## The request
Provide an exact transcription of all the records.

(Saved data entries)
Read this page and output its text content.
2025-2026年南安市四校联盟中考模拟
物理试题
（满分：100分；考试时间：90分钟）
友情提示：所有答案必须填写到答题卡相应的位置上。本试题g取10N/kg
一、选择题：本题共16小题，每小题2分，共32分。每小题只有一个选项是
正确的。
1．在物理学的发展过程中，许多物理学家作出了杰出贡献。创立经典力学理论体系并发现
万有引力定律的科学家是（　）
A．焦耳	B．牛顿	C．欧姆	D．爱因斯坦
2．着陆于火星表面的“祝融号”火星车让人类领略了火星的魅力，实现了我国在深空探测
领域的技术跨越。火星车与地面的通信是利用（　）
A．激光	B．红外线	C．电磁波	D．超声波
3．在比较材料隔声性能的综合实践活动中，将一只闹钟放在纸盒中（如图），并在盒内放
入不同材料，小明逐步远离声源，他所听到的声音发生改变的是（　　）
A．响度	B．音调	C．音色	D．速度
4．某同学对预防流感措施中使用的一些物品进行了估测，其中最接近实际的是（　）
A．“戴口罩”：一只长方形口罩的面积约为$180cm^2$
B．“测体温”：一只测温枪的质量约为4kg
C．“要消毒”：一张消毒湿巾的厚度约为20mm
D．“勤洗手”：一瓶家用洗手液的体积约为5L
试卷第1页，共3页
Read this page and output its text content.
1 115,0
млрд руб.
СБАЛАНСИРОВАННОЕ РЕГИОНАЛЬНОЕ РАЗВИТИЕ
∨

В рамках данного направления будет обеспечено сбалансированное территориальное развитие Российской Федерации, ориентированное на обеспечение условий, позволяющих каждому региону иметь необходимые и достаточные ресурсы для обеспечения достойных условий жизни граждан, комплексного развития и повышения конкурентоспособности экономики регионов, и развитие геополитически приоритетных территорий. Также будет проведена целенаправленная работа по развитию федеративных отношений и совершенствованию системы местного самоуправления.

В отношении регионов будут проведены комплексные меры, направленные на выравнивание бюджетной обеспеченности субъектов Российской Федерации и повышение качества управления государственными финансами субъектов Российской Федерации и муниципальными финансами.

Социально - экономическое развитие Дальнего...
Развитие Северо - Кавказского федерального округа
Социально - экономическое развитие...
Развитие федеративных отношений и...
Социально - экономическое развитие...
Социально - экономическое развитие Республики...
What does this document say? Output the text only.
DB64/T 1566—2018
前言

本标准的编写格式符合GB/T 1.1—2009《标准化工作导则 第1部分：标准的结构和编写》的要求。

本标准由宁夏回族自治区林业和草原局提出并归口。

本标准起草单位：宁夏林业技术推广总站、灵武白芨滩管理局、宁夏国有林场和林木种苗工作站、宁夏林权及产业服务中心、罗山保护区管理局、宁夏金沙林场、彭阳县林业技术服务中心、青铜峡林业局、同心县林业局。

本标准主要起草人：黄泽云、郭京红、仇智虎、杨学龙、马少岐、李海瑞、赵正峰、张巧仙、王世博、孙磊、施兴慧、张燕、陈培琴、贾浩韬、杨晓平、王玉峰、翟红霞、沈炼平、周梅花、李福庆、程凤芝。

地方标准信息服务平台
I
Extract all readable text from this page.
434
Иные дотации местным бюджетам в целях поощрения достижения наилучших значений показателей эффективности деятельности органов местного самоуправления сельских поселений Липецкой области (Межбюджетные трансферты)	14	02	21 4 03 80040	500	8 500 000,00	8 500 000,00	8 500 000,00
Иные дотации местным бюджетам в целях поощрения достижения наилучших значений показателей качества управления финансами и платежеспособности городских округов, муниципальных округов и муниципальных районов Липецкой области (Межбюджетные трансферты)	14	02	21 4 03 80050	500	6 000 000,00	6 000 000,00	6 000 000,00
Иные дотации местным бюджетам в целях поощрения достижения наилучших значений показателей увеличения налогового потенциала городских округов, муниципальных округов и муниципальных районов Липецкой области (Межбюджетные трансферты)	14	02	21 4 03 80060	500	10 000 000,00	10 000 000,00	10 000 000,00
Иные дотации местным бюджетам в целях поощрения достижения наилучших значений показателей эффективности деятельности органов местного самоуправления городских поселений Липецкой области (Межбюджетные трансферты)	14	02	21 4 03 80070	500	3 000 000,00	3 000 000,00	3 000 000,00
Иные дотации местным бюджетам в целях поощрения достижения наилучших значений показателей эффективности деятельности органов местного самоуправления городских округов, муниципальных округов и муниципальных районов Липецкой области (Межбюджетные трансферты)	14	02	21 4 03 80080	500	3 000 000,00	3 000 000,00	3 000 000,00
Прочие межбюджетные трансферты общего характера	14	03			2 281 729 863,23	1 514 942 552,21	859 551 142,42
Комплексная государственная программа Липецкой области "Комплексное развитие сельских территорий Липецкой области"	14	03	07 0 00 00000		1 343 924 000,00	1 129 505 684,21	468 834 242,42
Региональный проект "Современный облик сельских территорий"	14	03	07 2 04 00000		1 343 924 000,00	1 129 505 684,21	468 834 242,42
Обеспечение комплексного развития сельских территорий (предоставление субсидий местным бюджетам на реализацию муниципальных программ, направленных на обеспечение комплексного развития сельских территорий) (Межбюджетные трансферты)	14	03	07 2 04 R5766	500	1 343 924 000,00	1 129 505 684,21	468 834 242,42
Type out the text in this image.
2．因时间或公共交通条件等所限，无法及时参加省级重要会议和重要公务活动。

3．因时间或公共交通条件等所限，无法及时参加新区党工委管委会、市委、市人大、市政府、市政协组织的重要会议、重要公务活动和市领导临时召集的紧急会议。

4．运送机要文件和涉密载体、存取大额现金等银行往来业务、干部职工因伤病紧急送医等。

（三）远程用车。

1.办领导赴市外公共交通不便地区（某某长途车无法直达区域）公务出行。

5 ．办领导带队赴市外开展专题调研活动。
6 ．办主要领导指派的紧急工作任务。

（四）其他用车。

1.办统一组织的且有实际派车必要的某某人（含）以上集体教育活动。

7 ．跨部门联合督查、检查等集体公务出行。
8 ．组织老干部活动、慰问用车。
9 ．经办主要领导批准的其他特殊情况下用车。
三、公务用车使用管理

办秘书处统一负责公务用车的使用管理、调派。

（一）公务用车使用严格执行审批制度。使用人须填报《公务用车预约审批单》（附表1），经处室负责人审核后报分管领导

## Solution to this task
Read this page and output its text content.
2025-2026年南安市四校联盟中考模拟
物理试题
（满分：100分；考试时间：90分钟）
友情提示：所有答案必须填写到答题卡相应的位置上。本试题g取10N/kg
一、选择题：本题共16小题，每小题2分，共32分。每小题只有一个选项是
正确的。
1．在物理学的发展过程中，许多物理学家作出了杰出贡献。创立经典力学理论体系并发现
万有引力定律的科学家是（　）
A．焦耳	B．牛顿	C．欧姆	D．爱因斯坦
2．着陆于火星表面的“祝融号”火星车让人类领略了火星的魅力，实现了我国在深空探测
领域的技术跨越。火星车与地面的通信是利用（　）
A．激光	B．红外线	C．电磁波	D．超声波
3．在比较材料隔声性能的综合实践活动中，将一只闹钟放在纸盒中（如图），并在盒内放
入不同材料，小明逐步远离声源，他所听到的声音发生改变的是（　　）
A．响度	B．音调	C．音色	D．速度
4．某同学对预防流感措施中使用的一些物品进行了估测，其中最接近实际的是（　）
A．“戴口罩”：一只长方形口罩的面积约为$180cm^2$
B．“测体温”：一只测温枪的质量约为4kg
C．“要消毒”：一张消毒湿巾的厚度约为20mm
D．“勤洗手”：一瓶家用洗手液的体积约为5L
试卷第1页，共3页
Read this page and output its text content.
1 115,0
млрд руб.
СБАЛАНСИРОВАННОЕ РЕГИОНАЛЬНОЕ РАЗВИТИЕ
∨

В рамках данного направления будет обеспечено сбалансированное территориальное развитие Российской Федерации, ориентированное на обеспечение условий, позволяющих каждому региону иметь необходимые и достаточные ресурсы для обеспечения достойных условий жизни граждан, комплексного развития и повышения конкурентоспособности экономики регионов, и развитие геополитически приоритетных территорий. Также будет проведена целенаправленная работа по развитию федеративных отношений и совершенствованию системы местного самоуправления.

В отношении регионов будут проведены комплексные меры, направленные на выравнивание бюджетной обеспеченности субъектов Российской Федерации и повышение качества управления государственными финансами субъектов Российской Федерации и муниципальными финансами.

Социально - экономическое развитие Дальнего...
Развитие Северо - Кавказского федерального округа
Социально - экономическое развитие...
Развитие федеративных отношений и...
Социально - экономическое развитие...
Социально - экономическое развитие Республики...
What does this document say? Output the text only.
DB64/T 1566—2018
前言

本标准的编写格式符合GB/T 1.1—2009《标准化工作导则 第1部分：标准的结构和编写》的要求。

本标准由宁夏回族自治区林业和草原局提出并归口。

本标准起草单位：宁夏林业技术推广总站、灵武白芨滩管理局、宁夏国有林场和林木种苗工作站、宁夏林权及产业服务中心、罗山保护区管理局、宁夏金沙林场、彭阳县林业技术服务中心、青铜峡林业局、同心县林业局。

本标准主要起草人：黄泽云、郭京红、仇智虎、杨学龙、马少岐、李海瑞、赵正峰、张巧仙、王世博、孙磊、施兴慧、张燕、陈培琴、贾浩韬、杨晓平、王玉峰、翟红霞、沈炼平、周梅花、李福庆、程凤芝。

地方标准信息服务平台
I
Extract all readable text from this page.
434
Иные дотации местным бюджетам в целях поощрения достижения наилучших значений показателей эффективности деятельности органов местного самоуправления сельских поселений Липецкой области (Межбюджетные трансферты)	14	02	21 4 03 80040	500	8 500 000,00	8 500 000,00	8 500 000,00
Иные дотации местным бюджетам в целях поощрения достижения наилучших значений показателей качества управления финансами и платежеспособности городских округов, муниципальных округов и муниципальных районов Липецкой области (Межбюджетные трансферты)	14	02	21 4 03 80050	500	6 000 000,00	6 000 000,00	6 000 000,00
Иные дотации местным бюджетам в целях поощрения достижения наилучших значений показателей увеличения налогового потенциала городских округов, муниципальных округов и муниципальных районов Липецкой области (Межбюджетные трансферты)	14	02	21 4 03 80060	500	10 000 000,00	10 000 000,00	10 000 000,00
Иные дотации местным бюджетам в целях поощрения достижения наилучших значений показателей эффективности деятельности органов местного самоуправления городских поселений Липецкой области (Межбюджетные трансферты)	14	02	21 4 03 80070	500	3 000 000,00	3 000 000,00	3 000 000,00
Иные дотации местным бюджетам в целях поощрения достижения наилучших значений показателей эффективности деятельности органов местного самоуправления городских округов, муниципальных округов и муниципальных районов Липецкой области (Межбюджетные трансферты)	14	02	21 4 03 80080	500	3 000 000,00	3 000 000,00	3 000 000,00
Прочие межбюджетные трансферты общего характера	14	03			2 281 729 863,23	1 514 942 552,21	859 551 142,42
Комплексная государственная программа Липецкой области "Комплексное развитие сельских территорий Липецкой области"	14	03	07 0 00 00000		1 343 924 000,00	1 129 505 684,21	468 834 242,42
Региональный проект "Современный облик сельских территорий"	14	03	07 2 04 00000		1 343 924 000,00	1 129 505 684,21	468 834 242,42
Обеспечение комплексного развития сельских территорий (предоставление субсидий местным бюджетам на реализацию муниципальных программ, направленных на обеспечение комплексного развития сельских территорий) (Межбюджетные трансферты)	14	03	07 2 04 R5766	500	1 343 924 000,00	1 129 505 684,21	468 834 242,42
Type out the text in this image.
2．因时间或公共交通条件等所限，无法及时参加省级重要会议和重要公务活动。

3．因时间或公共交通条件等所限，无法及时参加新区党工委管委会、市委、市人大、市政府、市政协组织的重要会议、重要公务活动和市领导临时召集的紧急会议。

4．运送机要文件和涉密载体、存取大额现金等银行往来业务、干部职工因伤病紧急送医等。

（三）远程用车。

1.办领导赴市外公共交通不便地区（某某长途车无法直达区域）公务出行。

5 ．办领导带队赴市外开展专题调研活动。
6 ．办主要领导指派的紧急工作任务。

（四）其他用车。

1.办统一组织的且有实际派车必要的某某人（含）以上集体教育活动。

7 ．跨部门联合督查、检查等集体公务出行。
8 ．组织老干部活动、慰问用车。
9 ．经办主要领导批准的其他特殊情况下用车。
三、公务用车使用管理

办秘书处统一负责公务用车的使用管理、调派。

（一）公务用车使用严格执行审批制度。使用人须填报《公务用车预约审批单》（附表1），经处室负责人审核后报分管领导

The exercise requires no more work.